▶ [Stated goal]
Return the lines of the listing below unchanged, from the line with "542, 362, 564]" to the line with "245, 320, 345]", both included.
•••••
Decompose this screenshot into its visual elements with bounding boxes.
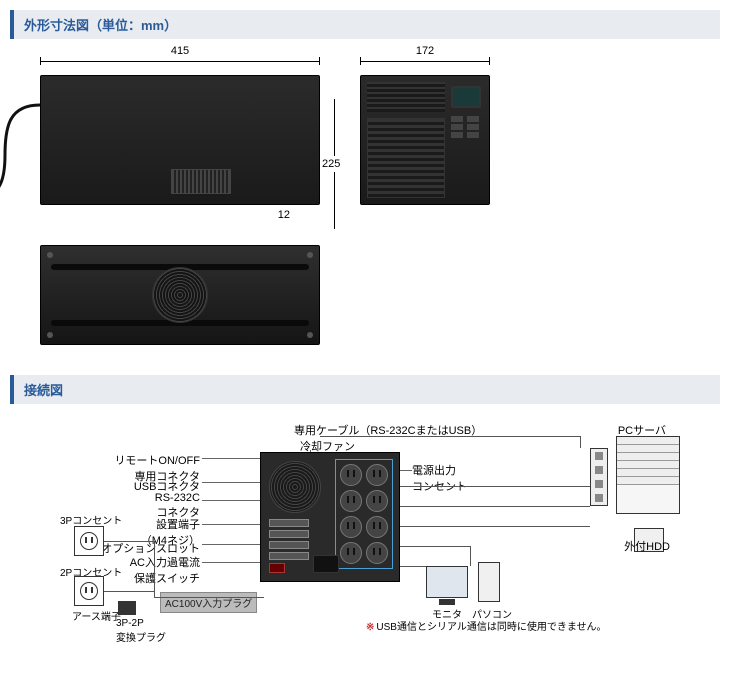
outlet-icon	[340, 542, 362, 564]
port-icon	[269, 541, 309, 549]
front-buttons-icon	[451, 116, 481, 138]
outlet-grid	[335, 459, 393, 569]
lcd-icon	[451, 86, 481, 108]
ac-plug-label: AC100V入力プラグ	[160, 592, 257, 613]
monitor-icon	[426, 566, 468, 598]
power-strip-icon	[590, 448, 608, 506]
section-connection-header: 接続図	[10, 375, 720, 404]
power-cord-icon	[0, 85, 40, 245]
front-view-column: 172	[360, 51, 490, 205]
dimension-depth-value: 172	[412, 45, 438, 57]
ups-top-view	[40, 245, 320, 345]
label-power-outlet: 電源出力 コンセント	[412, 462, 467, 494]
outlet-icon	[366, 490, 388, 512]
connection-diagram: 専用ケーブル（RS-232CまたはUSB） リモートON/OFF 専用コネクタ …	[10, 416, 720, 646]
ups-side-view	[40, 75, 320, 205]
label-adapter: 3P-2P 変換プラグ	[116, 618, 166, 644]
wall-outlet-3p-icon	[74, 526, 104, 556]
label-3p-outlet: 3Pコンセント	[60, 512, 122, 527]
dimension-height-value: 225	[322, 156, 340, 172]
vent-icon	[171, 169, 231, 194]
outlet-icon	[340, 516, 362, 538]
front-grille-icon	[367, 82, 445, 112]
rear-ports	[269, 519, 309, 560]
outline-diagram: 415 225 12	[10, 51, 720, 345]
usb-serial-note: ※USB通信とシリアル通信は同時に使用できません。	[366, 618, 607, 633]
dimension-foot-value: 12	[278, 209, 290, 221]
port-icon	[269, 530, 309, 538]
port-icon	[269, 552, 309, 560]
dimension-height: 225	[322, 99, 346, 229]
dimension-width: 415	[40, 51, 320, 71]
note-asterisk: ※	[366, 622, 374, 633]
section-outline-header: 外形寸法図（単位：mm）	[10, 10, 720, 39]
ups-rear-panel	[260, 452, 400, 582]
port-icon	[269, 519, 309, 527]
label-earth: アース端子	[72, 608, 121, 623]
label-ac-overcurrent: AC入力過電流 保護スイッチ	[130, 554, 200, 586]
dimension-depth: 172	[360, 51, 490, 71]
wall-outlet-2p-icon	[74, 576, 104, 606]
dimension-foot: 12	[40, 207, 320, 225]
outlet-icon	[366, 464, 388, 486]
fan-grille-icon	[152, 267, 208, 323]
dimension-width-value: 415	[167, 45, 193, 57]
louver-icon	[367, 118, 445, 198]
ups-front-view	[360, 75, 490, 205]
ac-inlet-icon	[313, 555, 339, 573]
outlet-icon	[340, 464, 362, 486]
desktop-pc-icon	[478, 562, 500, 602]
side-view-column: 415 225 12	[40, 51, 320, 345]
outlet-icon	[366, 516, 388, 538]
overcurrent-switch-icon	[269, 563, 285, 573]
pc-server-icon	[616, 436, 680, 514]
outlet-icon	[340, 490, 362, 512]
label-ext-hdd: 外付HDD	[624, 538, 670, 554]
note-text: USB通信とシリアル通信は同時に使用できません。	[376, 622, 606, 633]
outlet-icon	[366, 542, 388, 564]
rear-fan-icon	[269, 461, 321, 513]
adapter-3p2p-icon	[118, 601, 136, 615]
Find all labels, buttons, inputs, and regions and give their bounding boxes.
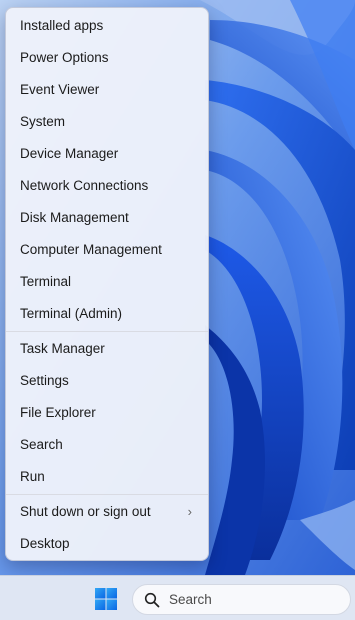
- menu-separator: [6, 331, 208, 332]
- menu-item-file-explorer[interactable]: File Explorer: [10, 398, 204, 428]
- windows-logo-icon[interactable]: [95, 588, 117, 610]
- menu-item-label: Shut down or sign out: [20, 504, 151, 519]
- menu-item-search[interactable]: Search: [10, 430, 204, 460]
- menu-item-disk-management[interactable]: Disk Management: [10, 203, 204, 233]
- menu-item-installed-apps[interactable]: Installed apps: [10, 11, 204, 41]
- menu-item-terminal[interactable]: Terminal: [10, 267, 204, 297]
- taskbar: Search: [0, 575, 355, 620]
- menu-item-computer-management[interactable]: Computer Management: [10, 235, 204, 265]
- search-icon: [144, 592, 160, 608]
- menu-item-network-connections[interactable]: Network Connections: [10, 171, 204, 201]
- menu-item-task-manager[interactable]: Task Manager: [10, 334, 204, 364]
- menu-item-shut-down-or-sign-out[interactable]: Shut down or sign out ›: [10, 497, 204, 527]
- taskbar-search-box[interactable]: Search: [132, 584, 351, 615]
- winx-context-menu: Installed apps Power Options Event Viewe…: [5, 7, 209, 561]
- menu-item-run[interactable]: Run: [10, 462, 204, 492]
- menu-item-power-options[interactable]: Power Options: [10, 43, 204, 73]
- desktop-screen: Installed apps Power Options Event Viewe…: [0, 0, 355, 620]
- menu-item-desktop[interactable]: Desktop: [10, 529, 204, 559]
- menu-item-settings[interactable]: Settings: [10, 366, 204, 396]
- menu-item-device-manager[interactable]: Device Manager: [10, 139, 204, 169]
- menu-item-system[interactable]: System: [10, 107, 204, 137]
- menu-separator: [6, 494, 208, 495]
- search-placeholder: Search: [169, 592, 212, 607]
- chevron-right-icon: ›: [187, 504, 192, 519]
- menu-item-terminal-admin[interactable]: Terminal (Admin): [10, 299, 204, 329]
- menu-item-event-viewer[interactable]: Event Viewer: [10, 75, 204, 105]
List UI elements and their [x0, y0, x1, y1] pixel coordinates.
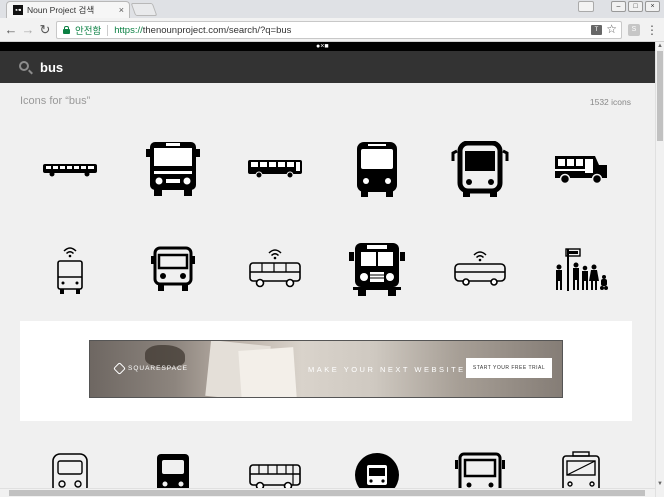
- minimize-button[interactable]: –: [611, 1, 626, 12]
- ad-photo-sheet: [238, 347, 297, 397]
- results-title: Icons for “bus”: [20, 95, 91, 107]
- bus-side-long-icon[interactable]: [33, 138, 107, 200]
- new-tab-button[interactable]: [130, 3, 158, 16]
- tab-strip: ●×■ Noun Project 검색 × – □ ×: [0, 0, 664, 18]
- ad-brand-name: SQUARESPACE: [128, 365, 189, 372]
- profile-icon[interactable]: [578, 1, 594, 12]
- search-input[interactable]: [40, 59, 440, 75]
- url-path: thenounproject.com/search/?q=bus: [142, 24, 292, 36]
- wifi-bus-side-outline-icon[interactable]: [443, 238, 517, 300]
- search-bar: [0, 51, 655, 83]
- extension-icon[interactable]: S: [628, 24, 640, 36]
- school-bus-front-icon[interactable]: [340, 238, 414, 300]
- close-window-button[interactable]: ×: [645, 1, 660, 12]
- tab-title: Noun Project 검색: [27, 5, 95, 15]
- bus-side-icon[interactable]: [238, 138, 312, 200]
- noun-project-favicon-icon: ●×■: [13, 5, 23, 15]
- ad-headline: MAKE YOUR NEXT WEBSITE: [308, 365, 466, 374]
- secure-label: 안전함: [75, 26, 102, 37]
- ad-cta-button[interactable]: START YOUR FREE TRIAL: [466, 358, 552, 378]
- window-controls: – □ ×: [611, 1, 660, 12]
- forward-arrow-icon[interactable]: →: [20, 22, 36, 38]
- horizontal-scrollbar-thumb[interactable]: [9, 490, 645, 496]
- bus-front-icon[interactable]: [136, 138, 210, 200]
- lock-icon: [63, 26, 70, 34]
- squarespace-ad-banner[interactable]: SQUARESPACE MAKE YOUR NEXT WEBSITE START…: [89, 340, 563, 398]
- bus-stop-people-icon[interactable]: [544, 238, 618, 300]
- scroll-up-arrow-icon[interactable]: ▲: [657, 43, 663, 49]
- divider: [107, 24, 109, 36]
- url-scheme: https://: [114, 24, 143, 36]
- maximize-button[interactable]: □: [628, 1, 643, 12]
- squarespace-logo-icon: [113, 362, 126, 375]
- wifi-bus-side-outline-icon[interactable]: [238, 238, 312, 300]
- back-arrow-icon[interactable]: ←: [3, 22, 19, 38]
- wifi-bus-front-outline-icon[interactable]: [33, 238, 107, 300]
- vertical-scrollbar[interactable]: ▲ ▼: [655, 42, 664, 497]
- horizontal-scrollbar[interactable]: [0, 488, 655, 497]
- school-bus-side-icon[interactable]: [544, 138, 618, 200]
- scroll-down-arrow-icon[interactable]: ▼: [657, 481, 663, 487]
- browser-toolbar: ← → ↻ 안전함 https:// thenounproject.com/se…: [0, 18, 664, 42]
- browser-tab[interactable]: ●×■ Noun Project 검색 ×: [6, 1, 130, 18]
- bus-front-rounded-icon[interactable]: [340, 138, 414, 200]
- bookmark-star-icon[interactable]: ☆: [606, 22, 617, 36]
- browser-window: ●×■ Noun Project 검색 × – □ × ← → ↻ 안전함 ht…: [0, 0, 664, 497]
- advertisement-panel: SQUARESPACE MAKE YOUR NEXT WEBSITE START…: [20, 321, 632, 421]
- page-content: ●×■ Icons for “bus” 1532 icons: [0, 42, 655, 497]
- menu-dots-icon[interactable]: ⋮: [646, 22, 658, 38]
- site-topbar: ●×■: [0, 42, 655, 51]
- bus-front-outline-icon[interactable]: [443, 138, 517, 200]
- noun-project-logo[interactable]: ●×■: [316, 43, 329, 50]
- address-bar[interactable]: 안전함 https:// thenounproject.com/search/?…: [56, 21, 622, 39]
- ad-brand: SQUARESPACE: [113, 362, 189, 375]
- bus-front-outline-icon[interactable]: [136, 238, 210, 300]
- search-icon[interactable]: [19, 61, 29, 71]
- scrollbar-thumb[interactable]: [657, 51, 663, 141]
- translate-icon[interactable]: T: [591, 25, 602, 35]
- close-tab-icon[interactable]: ×: [119, 5, 124, 15]
- reload-icon[interactable]: ↻: [37, 22, 53, 38]
- results-count: 1532 icons: [589, 97, 631, 107]
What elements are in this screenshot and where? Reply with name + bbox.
•••••
▶ [Complete answer]
outlet-icon	[340, 542, 362, 564]
port-icon	[269, 541, 309, 549]
front-buttons-icon	[451, 116, 481, 138]
outlet-grid	[335, 459, 393, 569]
lcd-icon	[451, 86, 481, 108]
ac-plug-label: AC100V入力プラグ	[160, 592, 257, 613]
monitor-icon	[426, 566, 468, 598]
power-strip-icon	[590, 448, 608, 506]
section-connection-header: 接続図	[10, 375, 720, 404]
power-cord-icon	[0, 85, 40, 245]
front-view-column: 172	[360, 51, 490, 205]
dimension-depth-value: 172	[412, 45, 438, 57]
ups-top-view	[40, 245, 320, 345]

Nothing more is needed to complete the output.